▸ What needs to be done
Look through the lines below and extract any with the word "marker".

▸ Data shown
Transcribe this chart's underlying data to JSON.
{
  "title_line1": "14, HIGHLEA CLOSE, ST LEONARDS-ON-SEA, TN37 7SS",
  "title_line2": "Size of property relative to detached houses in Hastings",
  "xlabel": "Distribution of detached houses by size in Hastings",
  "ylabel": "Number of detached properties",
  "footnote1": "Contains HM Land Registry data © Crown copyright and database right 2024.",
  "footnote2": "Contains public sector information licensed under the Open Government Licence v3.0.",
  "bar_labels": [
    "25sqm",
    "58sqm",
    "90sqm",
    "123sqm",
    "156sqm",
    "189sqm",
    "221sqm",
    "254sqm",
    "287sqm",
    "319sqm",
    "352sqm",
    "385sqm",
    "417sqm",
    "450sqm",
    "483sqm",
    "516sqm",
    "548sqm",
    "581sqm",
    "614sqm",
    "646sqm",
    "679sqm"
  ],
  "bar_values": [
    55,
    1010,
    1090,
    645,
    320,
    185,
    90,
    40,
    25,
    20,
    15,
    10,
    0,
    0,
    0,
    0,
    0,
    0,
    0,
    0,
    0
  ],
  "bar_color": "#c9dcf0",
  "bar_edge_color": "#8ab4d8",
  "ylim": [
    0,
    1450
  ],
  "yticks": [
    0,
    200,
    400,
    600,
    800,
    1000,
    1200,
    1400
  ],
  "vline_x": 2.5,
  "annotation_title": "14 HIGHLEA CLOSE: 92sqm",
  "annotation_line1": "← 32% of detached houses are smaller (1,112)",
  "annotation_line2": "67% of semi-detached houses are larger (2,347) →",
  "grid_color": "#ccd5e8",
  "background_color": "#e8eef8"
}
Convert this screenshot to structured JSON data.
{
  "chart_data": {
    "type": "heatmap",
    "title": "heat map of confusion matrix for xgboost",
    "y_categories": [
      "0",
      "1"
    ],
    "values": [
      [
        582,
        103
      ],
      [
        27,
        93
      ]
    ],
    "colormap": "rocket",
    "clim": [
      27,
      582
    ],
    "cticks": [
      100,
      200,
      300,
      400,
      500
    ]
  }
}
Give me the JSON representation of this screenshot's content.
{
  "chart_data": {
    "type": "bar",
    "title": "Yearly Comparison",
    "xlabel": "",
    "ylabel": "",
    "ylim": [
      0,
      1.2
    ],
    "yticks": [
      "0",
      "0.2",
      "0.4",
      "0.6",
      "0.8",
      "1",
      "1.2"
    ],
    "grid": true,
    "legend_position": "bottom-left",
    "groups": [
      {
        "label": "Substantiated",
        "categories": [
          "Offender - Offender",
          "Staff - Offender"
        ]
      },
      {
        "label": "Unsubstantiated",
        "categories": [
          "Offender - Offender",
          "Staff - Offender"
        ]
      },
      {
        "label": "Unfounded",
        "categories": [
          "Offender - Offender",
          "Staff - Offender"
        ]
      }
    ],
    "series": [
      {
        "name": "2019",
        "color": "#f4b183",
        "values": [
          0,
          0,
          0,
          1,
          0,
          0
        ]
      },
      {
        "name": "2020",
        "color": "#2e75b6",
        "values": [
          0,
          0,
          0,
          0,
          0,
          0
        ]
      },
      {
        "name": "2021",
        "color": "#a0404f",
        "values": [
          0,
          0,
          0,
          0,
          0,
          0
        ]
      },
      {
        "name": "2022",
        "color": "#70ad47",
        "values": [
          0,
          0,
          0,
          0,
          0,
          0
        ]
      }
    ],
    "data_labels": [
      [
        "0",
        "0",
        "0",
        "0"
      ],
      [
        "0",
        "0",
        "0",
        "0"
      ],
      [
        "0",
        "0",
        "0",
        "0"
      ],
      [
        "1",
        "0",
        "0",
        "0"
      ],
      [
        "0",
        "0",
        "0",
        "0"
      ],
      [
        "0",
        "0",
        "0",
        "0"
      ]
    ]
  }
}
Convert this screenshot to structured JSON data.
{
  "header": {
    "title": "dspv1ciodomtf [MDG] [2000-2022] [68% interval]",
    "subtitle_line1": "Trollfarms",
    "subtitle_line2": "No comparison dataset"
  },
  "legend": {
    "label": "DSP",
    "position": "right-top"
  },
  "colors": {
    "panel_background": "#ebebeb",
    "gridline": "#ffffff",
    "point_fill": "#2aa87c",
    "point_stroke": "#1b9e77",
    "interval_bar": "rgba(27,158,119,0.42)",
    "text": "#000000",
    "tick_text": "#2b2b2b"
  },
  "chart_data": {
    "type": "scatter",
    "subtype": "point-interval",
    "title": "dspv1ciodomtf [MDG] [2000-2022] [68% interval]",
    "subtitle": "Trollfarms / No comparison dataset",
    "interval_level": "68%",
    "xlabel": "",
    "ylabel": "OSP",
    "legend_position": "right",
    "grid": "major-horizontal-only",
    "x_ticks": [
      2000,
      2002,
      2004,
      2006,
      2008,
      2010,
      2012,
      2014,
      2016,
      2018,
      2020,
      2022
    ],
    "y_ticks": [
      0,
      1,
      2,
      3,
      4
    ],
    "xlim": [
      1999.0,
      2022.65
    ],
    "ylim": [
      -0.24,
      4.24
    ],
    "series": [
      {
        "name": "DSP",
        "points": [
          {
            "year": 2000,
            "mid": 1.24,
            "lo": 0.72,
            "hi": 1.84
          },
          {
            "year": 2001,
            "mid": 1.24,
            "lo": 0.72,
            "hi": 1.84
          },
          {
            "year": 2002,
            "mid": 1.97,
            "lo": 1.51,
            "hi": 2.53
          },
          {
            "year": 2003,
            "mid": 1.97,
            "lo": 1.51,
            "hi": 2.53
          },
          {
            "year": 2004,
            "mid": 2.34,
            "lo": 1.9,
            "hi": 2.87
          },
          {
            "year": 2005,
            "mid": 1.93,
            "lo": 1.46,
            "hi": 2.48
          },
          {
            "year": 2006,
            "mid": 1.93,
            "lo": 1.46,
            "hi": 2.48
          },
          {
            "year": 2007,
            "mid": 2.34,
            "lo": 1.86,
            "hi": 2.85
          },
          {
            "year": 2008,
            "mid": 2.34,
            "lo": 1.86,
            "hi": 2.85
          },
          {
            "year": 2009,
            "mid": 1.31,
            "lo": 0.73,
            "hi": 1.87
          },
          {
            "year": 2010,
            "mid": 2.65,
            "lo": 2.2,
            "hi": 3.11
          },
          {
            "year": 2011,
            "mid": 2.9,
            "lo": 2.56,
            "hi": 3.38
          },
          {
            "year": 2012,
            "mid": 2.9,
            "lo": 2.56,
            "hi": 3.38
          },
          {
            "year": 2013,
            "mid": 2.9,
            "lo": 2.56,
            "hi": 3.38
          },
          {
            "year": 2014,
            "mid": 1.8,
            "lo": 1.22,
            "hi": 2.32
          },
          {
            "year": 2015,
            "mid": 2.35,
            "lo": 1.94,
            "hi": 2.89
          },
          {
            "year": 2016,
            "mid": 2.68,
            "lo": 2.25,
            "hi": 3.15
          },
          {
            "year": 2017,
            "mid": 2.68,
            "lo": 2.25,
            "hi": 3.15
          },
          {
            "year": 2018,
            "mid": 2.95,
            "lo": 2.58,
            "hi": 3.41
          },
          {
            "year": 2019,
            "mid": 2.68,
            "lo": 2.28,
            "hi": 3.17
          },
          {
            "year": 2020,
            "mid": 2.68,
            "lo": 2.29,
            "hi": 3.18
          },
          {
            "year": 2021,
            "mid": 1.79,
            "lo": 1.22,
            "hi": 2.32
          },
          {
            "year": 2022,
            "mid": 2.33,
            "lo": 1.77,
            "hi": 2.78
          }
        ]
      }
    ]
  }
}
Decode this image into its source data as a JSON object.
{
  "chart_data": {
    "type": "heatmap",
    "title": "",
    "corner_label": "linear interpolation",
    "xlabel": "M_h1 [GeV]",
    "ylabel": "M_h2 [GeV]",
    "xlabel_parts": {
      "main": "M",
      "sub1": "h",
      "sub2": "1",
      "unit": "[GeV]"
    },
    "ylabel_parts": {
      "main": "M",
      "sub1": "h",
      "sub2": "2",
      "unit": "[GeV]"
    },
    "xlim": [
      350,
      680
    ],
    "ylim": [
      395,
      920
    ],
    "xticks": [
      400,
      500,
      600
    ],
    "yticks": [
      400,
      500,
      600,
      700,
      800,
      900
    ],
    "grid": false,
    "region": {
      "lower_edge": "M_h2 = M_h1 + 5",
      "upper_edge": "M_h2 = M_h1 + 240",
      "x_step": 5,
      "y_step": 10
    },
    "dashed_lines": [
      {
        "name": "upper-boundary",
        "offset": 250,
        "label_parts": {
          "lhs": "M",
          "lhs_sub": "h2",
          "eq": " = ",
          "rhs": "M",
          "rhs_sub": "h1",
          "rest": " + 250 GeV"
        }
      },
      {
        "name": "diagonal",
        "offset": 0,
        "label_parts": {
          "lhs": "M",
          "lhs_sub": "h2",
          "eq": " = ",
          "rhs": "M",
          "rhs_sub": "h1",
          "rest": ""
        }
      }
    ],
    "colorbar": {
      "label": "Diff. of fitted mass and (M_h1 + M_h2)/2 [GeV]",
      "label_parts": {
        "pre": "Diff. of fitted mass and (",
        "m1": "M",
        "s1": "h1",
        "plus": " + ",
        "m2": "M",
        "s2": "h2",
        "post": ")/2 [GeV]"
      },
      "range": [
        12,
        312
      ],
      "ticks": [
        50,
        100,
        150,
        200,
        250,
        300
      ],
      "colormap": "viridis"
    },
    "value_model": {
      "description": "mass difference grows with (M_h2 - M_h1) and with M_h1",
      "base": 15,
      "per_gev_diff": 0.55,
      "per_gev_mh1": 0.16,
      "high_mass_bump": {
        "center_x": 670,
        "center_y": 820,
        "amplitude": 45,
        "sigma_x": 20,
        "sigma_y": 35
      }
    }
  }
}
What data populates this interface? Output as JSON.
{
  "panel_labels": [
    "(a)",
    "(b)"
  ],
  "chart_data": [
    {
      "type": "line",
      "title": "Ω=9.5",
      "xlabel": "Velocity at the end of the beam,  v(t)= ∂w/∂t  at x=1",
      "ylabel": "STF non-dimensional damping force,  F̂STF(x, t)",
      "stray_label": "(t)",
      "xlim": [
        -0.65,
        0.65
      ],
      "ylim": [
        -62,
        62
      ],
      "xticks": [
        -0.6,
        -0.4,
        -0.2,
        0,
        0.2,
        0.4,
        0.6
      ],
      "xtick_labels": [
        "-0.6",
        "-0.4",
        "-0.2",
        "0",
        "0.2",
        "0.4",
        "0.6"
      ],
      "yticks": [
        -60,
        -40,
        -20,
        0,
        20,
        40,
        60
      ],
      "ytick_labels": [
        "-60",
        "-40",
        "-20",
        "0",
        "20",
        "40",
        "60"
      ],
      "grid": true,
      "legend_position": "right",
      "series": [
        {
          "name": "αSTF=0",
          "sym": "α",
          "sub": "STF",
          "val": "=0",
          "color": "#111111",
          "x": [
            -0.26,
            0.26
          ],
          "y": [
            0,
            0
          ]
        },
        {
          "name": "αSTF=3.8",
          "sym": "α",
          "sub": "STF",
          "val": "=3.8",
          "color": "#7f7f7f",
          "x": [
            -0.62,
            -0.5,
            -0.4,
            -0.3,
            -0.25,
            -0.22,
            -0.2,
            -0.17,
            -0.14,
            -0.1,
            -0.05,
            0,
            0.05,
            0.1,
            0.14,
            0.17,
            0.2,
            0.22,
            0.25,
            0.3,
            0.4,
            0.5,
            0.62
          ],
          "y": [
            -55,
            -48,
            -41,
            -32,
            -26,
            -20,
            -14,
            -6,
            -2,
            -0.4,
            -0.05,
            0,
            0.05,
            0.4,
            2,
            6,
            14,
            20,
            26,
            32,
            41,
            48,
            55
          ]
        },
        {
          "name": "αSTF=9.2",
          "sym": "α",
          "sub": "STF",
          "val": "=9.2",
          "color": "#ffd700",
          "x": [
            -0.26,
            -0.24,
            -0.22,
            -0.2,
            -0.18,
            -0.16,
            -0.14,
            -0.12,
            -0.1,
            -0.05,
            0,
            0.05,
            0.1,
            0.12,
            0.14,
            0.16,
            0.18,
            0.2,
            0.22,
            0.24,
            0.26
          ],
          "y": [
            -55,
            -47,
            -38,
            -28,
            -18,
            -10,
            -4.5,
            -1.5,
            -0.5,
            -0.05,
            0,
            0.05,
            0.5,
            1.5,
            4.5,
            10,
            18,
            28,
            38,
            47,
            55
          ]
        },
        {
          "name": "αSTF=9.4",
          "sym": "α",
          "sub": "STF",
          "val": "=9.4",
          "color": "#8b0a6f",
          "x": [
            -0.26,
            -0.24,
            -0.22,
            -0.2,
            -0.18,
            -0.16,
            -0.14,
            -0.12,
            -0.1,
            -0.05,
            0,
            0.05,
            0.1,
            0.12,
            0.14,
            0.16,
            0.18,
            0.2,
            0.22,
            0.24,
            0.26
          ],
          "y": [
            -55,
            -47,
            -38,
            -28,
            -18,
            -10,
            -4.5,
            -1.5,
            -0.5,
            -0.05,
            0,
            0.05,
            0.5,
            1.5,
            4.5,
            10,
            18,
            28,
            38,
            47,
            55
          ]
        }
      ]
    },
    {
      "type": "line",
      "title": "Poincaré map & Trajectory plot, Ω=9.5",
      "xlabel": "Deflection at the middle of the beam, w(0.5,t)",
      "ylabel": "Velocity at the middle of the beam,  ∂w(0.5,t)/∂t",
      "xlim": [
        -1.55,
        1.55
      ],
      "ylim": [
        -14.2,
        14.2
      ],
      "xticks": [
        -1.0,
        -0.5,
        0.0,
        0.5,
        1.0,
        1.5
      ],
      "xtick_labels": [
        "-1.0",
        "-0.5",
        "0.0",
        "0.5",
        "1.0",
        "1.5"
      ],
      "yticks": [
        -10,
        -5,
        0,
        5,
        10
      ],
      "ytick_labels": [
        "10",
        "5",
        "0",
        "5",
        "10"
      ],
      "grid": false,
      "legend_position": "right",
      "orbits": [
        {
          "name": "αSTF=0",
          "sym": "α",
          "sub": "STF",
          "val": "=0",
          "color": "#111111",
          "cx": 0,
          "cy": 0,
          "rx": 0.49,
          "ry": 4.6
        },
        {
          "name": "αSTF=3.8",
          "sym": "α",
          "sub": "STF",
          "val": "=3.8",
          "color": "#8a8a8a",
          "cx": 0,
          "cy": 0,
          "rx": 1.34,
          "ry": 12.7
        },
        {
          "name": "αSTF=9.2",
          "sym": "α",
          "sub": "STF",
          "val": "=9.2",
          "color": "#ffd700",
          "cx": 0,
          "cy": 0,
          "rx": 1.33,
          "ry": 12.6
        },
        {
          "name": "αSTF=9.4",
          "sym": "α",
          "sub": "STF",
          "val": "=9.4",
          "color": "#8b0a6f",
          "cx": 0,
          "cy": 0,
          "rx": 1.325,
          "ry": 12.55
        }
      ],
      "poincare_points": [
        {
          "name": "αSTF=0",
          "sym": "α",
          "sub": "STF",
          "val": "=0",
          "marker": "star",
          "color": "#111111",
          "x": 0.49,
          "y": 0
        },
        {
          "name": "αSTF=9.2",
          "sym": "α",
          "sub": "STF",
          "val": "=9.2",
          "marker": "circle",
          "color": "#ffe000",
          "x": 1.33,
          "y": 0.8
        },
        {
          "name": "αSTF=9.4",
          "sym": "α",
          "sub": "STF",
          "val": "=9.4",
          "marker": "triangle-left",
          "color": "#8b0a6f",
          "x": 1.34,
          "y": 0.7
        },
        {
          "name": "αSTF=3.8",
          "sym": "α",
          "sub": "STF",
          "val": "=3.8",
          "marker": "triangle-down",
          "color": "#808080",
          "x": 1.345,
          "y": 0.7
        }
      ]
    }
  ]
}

▸ Response below
          "marker": "star",
          "marker": "circle",
          "marker": "triangle-left",
          "marker": "triangle-down",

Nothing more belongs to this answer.